Figure data in JSON:

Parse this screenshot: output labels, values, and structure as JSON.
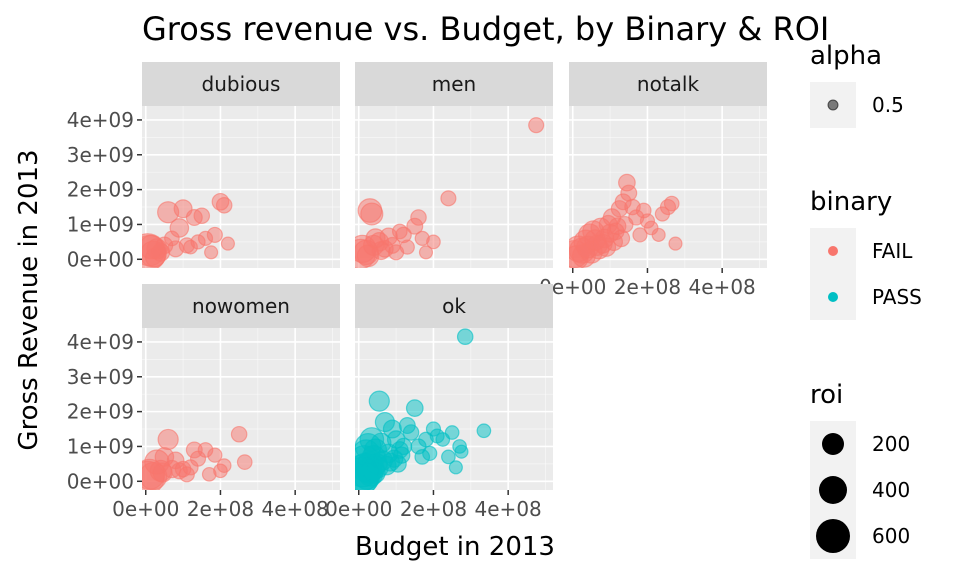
{
  "chart_data": {
    "type": "scatter",
    "title": "Gross revenue vs. Budget, by Binary & ROI",
    "xlabel": "Budget in 2013",
    "ylabel": "Gross Revenue in 2013",
    "xlim": [
      -10000000,
      520000000
    ],
    "ylim": [
      -250000000,
      4400000000
    ],
    "x_ticks": [
      0,
      200000000,
      400000000
    ],
    "x_tick_labels": [
      "0e+00",
      "2e+08",
      "4e+08"
    ],
    "y_ticks": [
      0,
      1000000000,
      2000000000,
      3000000000,
      4000000000
    ],
    "y_tick_labels": [
      "0e+00",
      "1e+09",
      "2e+09",
      "3e+09",
      "4e+09"
    ],
    "facet_by": "clean_test",
    "grid": true,
    "legend_position": "right",
    "colors": {
      "FAIL": "#F8766D",
      "PASS": "#00BFC4",
      "panel": "#EBEBEB",
      "strip": "#D9D9D9"
    },
    "panels": [
      {
        "facet": "dubious",
        "binary": "FAIL",
        "points": [
          [
            5000000,
            200000000,
            700
          ],
          [
            10000000,
            250000000,
            420
          ],
          [
            20000000,
            150000000,
            260
          ],
          [
            30000000,
            300000000,
            120
          ],
          [
            40000000,
            200000000,
            80
          ],
          [
            50000000,
            400000000,
            60
          ],
          [
            60000000,
            1350000000,
            140
          ],
          [
            80000000,
            300000000,
            50
          ],
          [
            90000000,
            900000000,
            90
          ],
          [
            100000000,
            1450000000,
            80
          ],
          [
            110000000,
            400000000,
            40
          ],
          [
            130000000,
            1200000000,
            50
          ],
          [
            150000000,
            1250000000,
            45
          ],
          [
            160000000,
            600000000,
            30
          ],
          [
            175000000,
            200000000,
            20
          ],
          [
            185000000,
            700000000,
            40
          ],
          [
            200000000,
            1650000000,
            60
          ],
          [
            210000000,
            1550000000,
            45
          ],
          [
            220000000,
            450000000,
            20
          ],
          [
            70000000,
            600000000,
            35
          ],
          [
            120000000,
            350000000,
            25
          ],
          [
            140000000,
            500000000,
            30
          ],
          [
            25000000,
            50000000,
            100
          ],
          [
            15000000,
            350000000,
            200
          ]
        ]
      },
      {
        "facet": "men",
        "binary": "FAIL",
        "points": [
          [
            5000000,
            150000000,
            380
          ],
          [
            10000000,
            300000000,
            300
          ],
          [
            20000000,
            200000000,
            220
          ],
          [
            30000000,
            1400000000,
            200
          ],
          [
            35000000,
            1300000000,
            160
          ],
          [
            40000000,
            400000000,
            120
          ],
          [
            55000000,
            500000000,
            90
          ],
          [
            70000000,
            300000000,
            60
          ],
          [
            80000000,
            650000000,
            70
          ],
          [
            100000000,
            200000000,
            40
          ],
          [
            120000000,
            700000000,
            45
          ],
          [
            150000000,
            950000000,
            50
          ],
          [
            160000000,
            1200000000,
            45
          ],
          [
            170000000,
            600000000,
            30
          ],
          [
            180000000,
            200000000,
            20
          ],
          [
            200000000,
            500000000,
            25
          ],
          [
            240000000,
            1750000000,
            40
          ],
          [
            475000000,
            3850000000,
            40
          ],
          [
            60000000,
            250000000,
            80
          ],
          [
            90000000,
            400000000,
            50
          ],
          [
            130000000,
            350000000,
            30
          ],
          [
            25000000,
            100000000,
            150
          ],
          [
            45000000,
            600000000,
            100
          ],
          [
            110000000,
            800000000,
            35
          ]
        ]
      },
      {
        "facet": "notalk",
        "binary": "FAIL",
        "points": [
          [
            5000000,
            150000000,
            300
          ],
          [
            15000000,
            300000000,
            260
          ],
          [
            25000000,
            250000000,
            240
          ],
          [
            35000000,
            500000000,
            200
          ],
          [
            45000000,
            700000000,
            160
          ],
          [
            55000000,
            800000000,
            140
          ],
          [
            65000000,
            400000000,
            120
          ],
          [
            75000000,
            900000000,
            110
          ],
          [
            85000000,
            600000000,
            90
          ],
          [
            95000000,
            1000000000,
            80
          ],
          [
            105000000,
            1200000000,
            70
          ],
          [
            115000000,
            800000000,
            60
          ],
          [
            125000000,
            1450000000,
            55
          ],
          [
            135000000,
            1650000000,
            50
          ],
          [
            145000000,
            2200000000,
            60
          ],
          [
            150000000,
            1900000000,
            50
          ],
          [
            160000000,
            1500000000,
            45
          ],
          [
            170000000,
            1200000000,
            40
          ],
          [
            180000000,
            700000000,
            30
          ],
          [
            190000000,
            1400000000,
            35
          ],
          [
            200000000,
            1100000000,
            30
          ],
          [
            210000000,
            900000000,
            25
          ],
          [
            230000000,
            700000000,
            20
          ],
          [
            255000000,
            1500000000,
            40
          ],
          [
            265000000,
            1600000000,
            35
          ],
          [
            275000000,
            450000000,
            20
          ],
          [
            240000000,
            1300000000,
            30
          ],
          [
            10000000,
            50000000,
            200
          ],
          [
            30000000,
            100000000,
            180
          ],
          [
            50000000,
            200000000,
            150
          ],
          [
            70000000,
            300000000,
            120
          ],
          [
            90000000,
            350000000,
            90
          ],
          [
            110000000,
            500000000,
            70
          ],
          [
            130000000,
            600000000,
            60
          ],
          [
            40000000,
            350000000,
            160
          ],
          [
            60000000,
            550000000,
            130
          ],
          [
            80000000,
            450000000,
            100
          ],
          [
            100000000,
            750000000,
            80
          ],
          [
            120000000,
            950000000,
            60
          ],
          [
            140000000,
            1000000000,
            50
          ]
        ]
      },
      {
        "facet": "nowomen",
        "binary": "FAIL",
        "points": [
          [
            5000000,
            100000000,
            520
          ],
          [
            10000000,
            200000000,
            400
          ],
          [
            20000000,
            150000000,
            300
          ],
          [
            30000000,
            550000000,
            220
          ],
          [
            40000000,
            300000000,
            140
          ],
          [
            45000000,
            250000000,
            100
          ],
          [
            60000000,
            1200000000,
            120
          ],
          [
            70000000,
            350000000,
            70
          ],
          [
            80000000,
            600000000,
            60
          ],
          [
            90000000,
            300000000,
            50
          ],
          [
            100000000,
            350000000,
            45
          ],
          [
            110000000,
            200000000,
            40
          ],
          [
            130000000,
            900000000,
            50
          ],
          [
            140000000,
            650000000,
            40
          ],
          [
            160000000,
            900000000,
            35
          ],
          [
            170000000,
            200000000,
            25
          ],
          [
            185000000,
            750000000,
            30
          ],
          [
            200000000,
            300000000,
            25
          ],
          [
            210000000,
            450000000,
            25
          ],
          [
            250000000,
            1350000000,
            45
          ],
          [
            265000000,
            550000000,
            35
          ],
          [
            50000000,
            700000000,
            90
          ],
          [
            120000000,
            400000000,
            40
          ]
        ]
      },
      {
        "facet": "ok",
        "binary": "PASS",
        "points": [
          [
            5000000,
            100000000,
            600
          ],
          [
            10000000,
            300000000,
            480
          ],
          [
            15000000,
            600000000,
            380
          ],
          [
            20000000,
            800000000,
            300
          ],
          [
            25000000,
            1000000000,
            260
          ],
          [
            30000000,
            500000000,
            220
          ],
          [
            35000000,
            1200000000,
            200
          ],
          [
            40000000,
            700000000,
            180
          ],
          [
            45000000,
            900000000,
            160
          ],
          [
            50000000,
            400000000,
            150
          ],
          [
            55000000,
            2300000000,
            120
          ],
          [
            60000000,
            1100000000,
            110
          ],
          [
            70000000,
            1700000000,
            100
          ],
          [
            80000000,
            800000000,
            90
          ],
          [
            90000000,
            1500000000,
            80
          ],
          [
            100000000,
            1200000000,
            70
          ],
          [
            110000000,
            900000000,
            60
          ],
          [
            120000000,
            1000000000,
            55
          ],
          [
            130000000,
            1600000000,
            50
          ],
          [
            140000000,
            1400000000,
            45
          ],
          [
            150000000,
            2100000000,
            60
          ],
          [
            160000000,
            1000000000,
            40
          ],
          [
            170000000,
            700000000,
            35
          ],
          [
            180000000,
            1200000000,
            35
          ],
          [
            190000000,
            800000000,
            30
          ],
          [
            200000000,
            1500000000,
            30
          ],
          [
            210000000,
            1300000000,
            28
          ],
          [
            225000000,
            1200000000,
            25
          ],
          [
            240000000,
            700000000,
            25
          ],
          [
            250000000,
            1400000000,
            25
          ],
          [
            260000000,
            400000000,
            20
          ],
          [
            275000000,
            850000000,
            20
          ],
          [
            285000000,
            4150000000,
            45
          ],
          [
            335000000,
            1450000000,
            25
          ],
          [
            270000000,
            1000000000,
            25
          ],
          [
            8000000,
            200000000,
            560
          ],
          [
            12000000,
            100000000,
            440
          ],
          [
            18000000,
            400000000,
            340
          ],
          [
            22000000,
            150000000,
            280
          ],
          [
            28000000,
            300000000,
            240
          ],
          [
            32000000,
            200000000,
            200
          ],
          [
            38000000,
            350000000,
            170
          ],
          [
            42000000,
            250000000,
            150
          ],
          [
            48000000,
            500000000,
            130
          ],
          [
            65000000,
            600000000,
            100
          ],
          [
            75000000,
            450000000,
            90
          ],
          [
            85000000,
            550000000,
            80
          ],
          [
            95000000,
            650000000,
            70
          ],
          [
            105000000,
            500000000,
            60
          ],
          [
            115000000,
            750000000,
            55
          ]
        ]
      }
    ],
    "legends": {
      "alpha": {
        "title": "alpha",
        "entries": [
          "0.5"
        ]
      },
      "binary": {
        "title": "binary",
        "entries": [
          "FAIL",
          "PASS"
        ]
      },
      "roi": {
        "title": "roi",
        "entries": [
          "200",
          "400",
          "600"
        ],
        "values": [
          200,
          400,
          600
        ]
      }
    }
  }
}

### [The exercise]
Which lines contain the word "Budget"? Copy each of them.

### [Exercise solution]
    "title": "Gross revenue vs. Budget, by Binary & ROI",
    "xlabel": "Budget in 2013",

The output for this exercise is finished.